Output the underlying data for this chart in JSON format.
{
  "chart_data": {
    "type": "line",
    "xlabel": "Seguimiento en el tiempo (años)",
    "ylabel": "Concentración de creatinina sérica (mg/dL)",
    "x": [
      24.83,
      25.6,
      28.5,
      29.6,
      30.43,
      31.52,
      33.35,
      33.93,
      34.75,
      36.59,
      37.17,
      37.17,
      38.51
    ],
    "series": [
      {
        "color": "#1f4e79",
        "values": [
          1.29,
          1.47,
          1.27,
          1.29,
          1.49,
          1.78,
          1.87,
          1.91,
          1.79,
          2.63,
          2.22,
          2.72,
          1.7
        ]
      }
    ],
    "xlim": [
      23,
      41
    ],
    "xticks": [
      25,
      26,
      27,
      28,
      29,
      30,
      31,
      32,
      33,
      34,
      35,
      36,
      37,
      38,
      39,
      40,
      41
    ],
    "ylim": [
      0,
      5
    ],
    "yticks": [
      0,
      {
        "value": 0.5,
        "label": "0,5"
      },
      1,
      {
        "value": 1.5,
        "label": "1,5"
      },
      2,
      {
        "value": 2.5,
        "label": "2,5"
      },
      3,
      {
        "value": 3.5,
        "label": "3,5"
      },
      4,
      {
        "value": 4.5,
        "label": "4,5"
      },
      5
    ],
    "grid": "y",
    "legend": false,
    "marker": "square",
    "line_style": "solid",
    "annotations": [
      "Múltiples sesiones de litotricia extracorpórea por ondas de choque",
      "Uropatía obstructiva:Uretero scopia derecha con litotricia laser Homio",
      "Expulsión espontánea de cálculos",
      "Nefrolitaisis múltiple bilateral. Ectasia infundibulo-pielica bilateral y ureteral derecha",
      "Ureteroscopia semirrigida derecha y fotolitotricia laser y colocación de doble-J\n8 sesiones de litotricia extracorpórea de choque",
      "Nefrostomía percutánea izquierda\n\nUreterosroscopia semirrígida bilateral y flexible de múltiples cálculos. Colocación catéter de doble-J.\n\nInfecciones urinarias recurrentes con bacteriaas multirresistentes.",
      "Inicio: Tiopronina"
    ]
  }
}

**TRY IT**
Return each entry above exactly, leaving none out.

**SOLUTION FOR THIS TASK**
Output the underlying data for this chart in JSON format.
{
  "chart_data": {
    "type": "line",
    "xlabel": "Seguimiento en el tiempo (años)",
    "ylabel": "Concentración de creatinina sérica (mg/dL)",
    "x": [
      24.83,
      25.6,
      28.5,
      29.6,
      30.43,
      31.52,
      33.35,
      33.93,
      34.75,
      36.59,
      37.17,
      37.17,
      38.51
    ],
    "series": [
      {
        "color": "#1f4e79",
        "values": [
          1.29,
          1.47,
          1.27,
          1.29,
          1.49,
          1.78,
          1.87,
          1.91,
          1.79,
          2.63,
          2.22,
          2.72,
          1.7
        ]
      }
    ],
    "xlim": [
      23,
      41
    ],
    "xticks": [
      25,
      26,
      27,
      28,
      29,
      30,
      31,
      32,
      33,
      34,
      35,
      36,
      37,
      38,
      39,
      40,
      41
    ],
    "ylim": [
      0,
      5
    ],
    "yticks": [
      0,
      {
        "value": 0.5,
        "label": "0,5"
      },
      1,
      {
        "value": 1.5,
        "label": "1,5"
      },
      2,
      {
        "value": 2.5,
        "label": "2,5"
      },
      3,
      {
        "value": 3.5,
        "label": "3,5"
      },
      4,
      {
        "value": 4.5,
        "label": "4,5"
      },
      5
    ],
    "grid": "y",
    "legend": false,
    "marker": "square",
    "line_style": "solid",
    "annotations": [
      "Múltiples sesiones de litotricia extracorpórea por ondas de choque",
      "Uropatía obstructiva:Uretero scopia derecha con litotricia laser Homio",
      "Expulsión espontánea de cálculos",
      "Nefrolitaisis múltiple bilateral. Ectasia infundibulo-pielica bilateral y ureteral derecha",
      "Ureteroscopia semirrigida derecha y fotolitotricia laser y colocación de doble-J\n8 sesiones de litotricia extracorpórea de choque",
      "Nefrostomía percutánea izquierda\n\nUreterosroscopia semirrígida bilateral y flexible de múltiples cálculos. Colocación catéter de doble-J.\n\nInfecciones urinarias recurrentes con bacteriaas multirresistentes.",
      "Inicio: Tiopronina"
    ]
  }
}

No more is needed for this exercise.